• **Goal**: Produce a verbatim transcription of the records below, beginning at the line containing "Read out every word on this page." and ending at the final line; include only those lines.
##### Stored data
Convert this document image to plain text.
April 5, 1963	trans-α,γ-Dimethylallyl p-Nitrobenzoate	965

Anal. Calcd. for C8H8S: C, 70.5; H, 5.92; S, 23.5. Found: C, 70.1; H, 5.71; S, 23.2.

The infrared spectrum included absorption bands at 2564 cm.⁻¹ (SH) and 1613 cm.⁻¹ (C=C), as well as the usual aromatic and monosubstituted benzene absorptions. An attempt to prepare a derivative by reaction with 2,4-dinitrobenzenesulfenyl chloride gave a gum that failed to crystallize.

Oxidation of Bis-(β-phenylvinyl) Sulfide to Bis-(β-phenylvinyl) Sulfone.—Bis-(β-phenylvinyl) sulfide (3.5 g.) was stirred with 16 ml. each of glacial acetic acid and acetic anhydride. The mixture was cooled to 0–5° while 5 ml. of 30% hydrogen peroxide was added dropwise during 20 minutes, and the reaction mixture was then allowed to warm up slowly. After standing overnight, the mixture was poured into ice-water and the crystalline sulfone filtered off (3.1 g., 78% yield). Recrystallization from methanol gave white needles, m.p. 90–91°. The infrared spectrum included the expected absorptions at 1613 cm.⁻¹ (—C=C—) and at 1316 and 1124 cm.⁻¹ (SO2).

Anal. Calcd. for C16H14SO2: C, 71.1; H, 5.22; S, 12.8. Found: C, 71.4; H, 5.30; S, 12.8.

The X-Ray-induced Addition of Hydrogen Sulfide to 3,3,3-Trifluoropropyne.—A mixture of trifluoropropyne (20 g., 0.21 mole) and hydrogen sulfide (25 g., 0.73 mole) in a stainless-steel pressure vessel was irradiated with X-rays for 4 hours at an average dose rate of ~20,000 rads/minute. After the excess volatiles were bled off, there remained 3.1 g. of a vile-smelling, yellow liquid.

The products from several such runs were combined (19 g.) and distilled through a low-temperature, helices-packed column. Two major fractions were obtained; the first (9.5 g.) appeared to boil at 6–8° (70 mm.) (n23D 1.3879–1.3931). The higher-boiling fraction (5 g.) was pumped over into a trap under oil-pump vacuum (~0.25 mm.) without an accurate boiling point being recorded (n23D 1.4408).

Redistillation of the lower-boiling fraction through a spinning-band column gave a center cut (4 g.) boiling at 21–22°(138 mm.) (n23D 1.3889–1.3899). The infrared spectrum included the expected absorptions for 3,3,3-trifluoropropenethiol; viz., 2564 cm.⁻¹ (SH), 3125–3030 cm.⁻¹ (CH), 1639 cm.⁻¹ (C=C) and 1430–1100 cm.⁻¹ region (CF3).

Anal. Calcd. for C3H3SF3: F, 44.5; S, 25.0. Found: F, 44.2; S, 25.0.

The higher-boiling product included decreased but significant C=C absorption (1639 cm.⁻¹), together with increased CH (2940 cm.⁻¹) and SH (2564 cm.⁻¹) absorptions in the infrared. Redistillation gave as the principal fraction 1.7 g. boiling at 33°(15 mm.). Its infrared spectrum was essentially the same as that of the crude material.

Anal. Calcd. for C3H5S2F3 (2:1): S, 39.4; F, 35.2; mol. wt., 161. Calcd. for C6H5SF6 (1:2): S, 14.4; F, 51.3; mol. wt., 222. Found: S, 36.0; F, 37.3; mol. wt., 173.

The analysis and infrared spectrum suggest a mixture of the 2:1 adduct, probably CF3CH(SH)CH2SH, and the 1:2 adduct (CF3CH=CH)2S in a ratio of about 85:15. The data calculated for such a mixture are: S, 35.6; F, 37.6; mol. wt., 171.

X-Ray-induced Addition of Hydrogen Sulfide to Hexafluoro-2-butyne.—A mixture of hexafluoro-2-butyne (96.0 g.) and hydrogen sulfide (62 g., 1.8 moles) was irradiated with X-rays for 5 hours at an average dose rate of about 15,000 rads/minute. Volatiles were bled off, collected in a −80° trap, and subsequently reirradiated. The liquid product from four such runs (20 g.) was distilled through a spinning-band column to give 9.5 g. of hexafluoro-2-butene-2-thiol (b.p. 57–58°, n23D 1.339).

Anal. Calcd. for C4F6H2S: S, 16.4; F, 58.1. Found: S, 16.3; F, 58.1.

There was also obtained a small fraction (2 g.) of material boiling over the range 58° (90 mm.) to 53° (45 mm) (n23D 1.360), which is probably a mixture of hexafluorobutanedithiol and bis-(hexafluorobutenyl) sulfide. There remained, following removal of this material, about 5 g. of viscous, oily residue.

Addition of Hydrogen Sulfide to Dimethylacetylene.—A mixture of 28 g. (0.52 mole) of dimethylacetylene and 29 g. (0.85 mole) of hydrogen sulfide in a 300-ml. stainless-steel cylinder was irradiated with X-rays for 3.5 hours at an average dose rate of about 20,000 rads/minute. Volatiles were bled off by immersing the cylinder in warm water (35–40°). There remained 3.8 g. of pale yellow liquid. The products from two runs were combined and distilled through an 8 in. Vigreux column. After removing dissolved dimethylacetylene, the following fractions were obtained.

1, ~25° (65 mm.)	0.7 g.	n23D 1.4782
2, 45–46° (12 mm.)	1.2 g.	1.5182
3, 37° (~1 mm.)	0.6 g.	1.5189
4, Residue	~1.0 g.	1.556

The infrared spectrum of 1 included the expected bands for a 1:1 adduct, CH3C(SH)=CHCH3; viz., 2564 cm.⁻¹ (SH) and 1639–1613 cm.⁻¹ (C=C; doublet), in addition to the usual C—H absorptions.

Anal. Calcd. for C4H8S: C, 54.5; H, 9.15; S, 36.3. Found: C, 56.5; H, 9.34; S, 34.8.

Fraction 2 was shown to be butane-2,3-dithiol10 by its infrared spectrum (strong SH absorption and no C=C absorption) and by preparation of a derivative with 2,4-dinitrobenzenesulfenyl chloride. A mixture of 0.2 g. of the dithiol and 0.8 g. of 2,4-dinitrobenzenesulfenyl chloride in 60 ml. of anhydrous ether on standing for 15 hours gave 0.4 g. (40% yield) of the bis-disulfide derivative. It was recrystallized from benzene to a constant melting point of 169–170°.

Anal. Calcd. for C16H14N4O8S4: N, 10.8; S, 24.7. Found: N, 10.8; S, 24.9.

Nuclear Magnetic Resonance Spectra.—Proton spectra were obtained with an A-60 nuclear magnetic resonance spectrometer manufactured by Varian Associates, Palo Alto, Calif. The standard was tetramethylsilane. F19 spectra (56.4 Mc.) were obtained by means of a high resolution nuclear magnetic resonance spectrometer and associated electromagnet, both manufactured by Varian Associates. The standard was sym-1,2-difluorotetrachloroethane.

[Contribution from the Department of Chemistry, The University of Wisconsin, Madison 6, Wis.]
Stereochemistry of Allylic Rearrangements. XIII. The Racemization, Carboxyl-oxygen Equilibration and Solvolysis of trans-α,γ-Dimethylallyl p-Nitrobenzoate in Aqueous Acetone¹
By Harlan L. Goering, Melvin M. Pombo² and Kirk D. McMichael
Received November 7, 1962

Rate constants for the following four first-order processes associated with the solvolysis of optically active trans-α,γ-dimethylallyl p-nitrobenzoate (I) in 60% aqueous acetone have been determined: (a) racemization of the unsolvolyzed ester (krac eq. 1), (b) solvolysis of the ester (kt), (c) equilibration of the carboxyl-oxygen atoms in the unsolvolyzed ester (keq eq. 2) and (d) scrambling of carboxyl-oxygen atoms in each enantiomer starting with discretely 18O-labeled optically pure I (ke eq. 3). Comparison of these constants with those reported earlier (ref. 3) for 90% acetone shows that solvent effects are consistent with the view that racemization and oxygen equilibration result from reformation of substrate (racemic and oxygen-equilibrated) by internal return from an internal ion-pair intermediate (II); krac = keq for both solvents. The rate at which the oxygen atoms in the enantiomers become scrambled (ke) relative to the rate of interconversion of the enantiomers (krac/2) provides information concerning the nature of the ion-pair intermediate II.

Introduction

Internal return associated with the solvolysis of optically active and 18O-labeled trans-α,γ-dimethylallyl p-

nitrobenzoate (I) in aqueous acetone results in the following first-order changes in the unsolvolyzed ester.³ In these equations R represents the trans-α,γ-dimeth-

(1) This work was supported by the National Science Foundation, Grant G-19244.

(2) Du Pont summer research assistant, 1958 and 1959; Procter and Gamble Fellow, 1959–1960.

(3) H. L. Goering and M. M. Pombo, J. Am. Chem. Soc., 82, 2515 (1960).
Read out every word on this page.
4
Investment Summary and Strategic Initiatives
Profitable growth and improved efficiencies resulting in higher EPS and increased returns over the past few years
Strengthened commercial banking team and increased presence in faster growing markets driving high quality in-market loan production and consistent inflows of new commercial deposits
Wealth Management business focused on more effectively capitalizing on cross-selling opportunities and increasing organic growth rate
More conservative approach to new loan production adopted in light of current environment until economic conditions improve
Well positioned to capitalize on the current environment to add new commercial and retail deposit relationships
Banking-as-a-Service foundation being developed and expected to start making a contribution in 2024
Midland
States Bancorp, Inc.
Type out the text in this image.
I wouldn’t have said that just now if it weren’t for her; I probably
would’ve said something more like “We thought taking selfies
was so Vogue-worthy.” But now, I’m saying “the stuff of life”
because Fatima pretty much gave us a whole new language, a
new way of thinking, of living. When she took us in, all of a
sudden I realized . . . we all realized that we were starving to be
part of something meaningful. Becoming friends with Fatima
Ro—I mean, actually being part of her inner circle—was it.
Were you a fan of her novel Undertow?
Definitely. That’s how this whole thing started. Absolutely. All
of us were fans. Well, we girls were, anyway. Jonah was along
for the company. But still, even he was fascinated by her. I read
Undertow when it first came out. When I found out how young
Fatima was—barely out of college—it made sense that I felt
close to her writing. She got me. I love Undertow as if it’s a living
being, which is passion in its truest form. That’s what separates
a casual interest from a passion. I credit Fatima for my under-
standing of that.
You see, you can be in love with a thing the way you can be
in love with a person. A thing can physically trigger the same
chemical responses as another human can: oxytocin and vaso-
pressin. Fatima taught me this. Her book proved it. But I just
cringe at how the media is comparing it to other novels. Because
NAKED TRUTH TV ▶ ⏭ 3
##########
• **Solution for this task**:
Read out every word on this page.
4
Investment Summary and Strategic Initiatives
Profitable growth and improved efficiencies resulting in higher EPS and increased returns over the past few years
Strengthened commercial banking team and increased presence in faster growing markets driving high quality in-market loan production and consistent inflows of new commercial deposits
Wealth Management business focused on more effectively capitalizing on cross-selling opportunities and increasing organic growth rate
More conservative approach to new loan production adopted in light of current environment until economic conditions improve
Well positioned to capitalize on the current environment to add new commercial and retail deposit relationships
Banking-as-a-Service foundation being developed and expected to start making a contribution in 2024
Midland
States Bancorp, Inc.
Type out the text in this image.
I wouldn’t have said that just now if it weren’t for her; I probably
would’ve said something more like “We thought taking selfies
was so Vogue-worthy.” But now, I’m saying “the stuff of life”
because Fatima pretty much gave us a whole new language, a
new way of thinking, of living. When she took us in, all of a
sudden I realized . . . we all realized that we were starving to be
part of something meaningful. Becoming friends with Fatima
Ro—I mean, actually being part of her inner circle—was it.
Were you a fan of her novel Undertow?
Definitely. That’s how this whole thing started. Absolutely. All
of us were fans. Well, we girls were, anyway. Jonah was along
for the company. But still, even he was fascinated by her. I read
Undertow when it first came out. When I found out how young
Fatima was—barely out of college—it made sense that I felt
close to her writing. She got me. I love Undertow as if it’s a living
being, which is passion in its truest form. That’s what separates
a casual interest from a passion. I credit Fatima for my under-
standing of that.
You see, you can be in love with a thing the way you can be
in love with a person. A thing can physically trigger the same
chemical responses as another human can: oxytocin and vaso-
pressin. Fatima taught me this. Her book proved it. But I just
cringe at how the media is comparing it to other novels. Because
NAKED TRUTH TV ▶ ⏭ 3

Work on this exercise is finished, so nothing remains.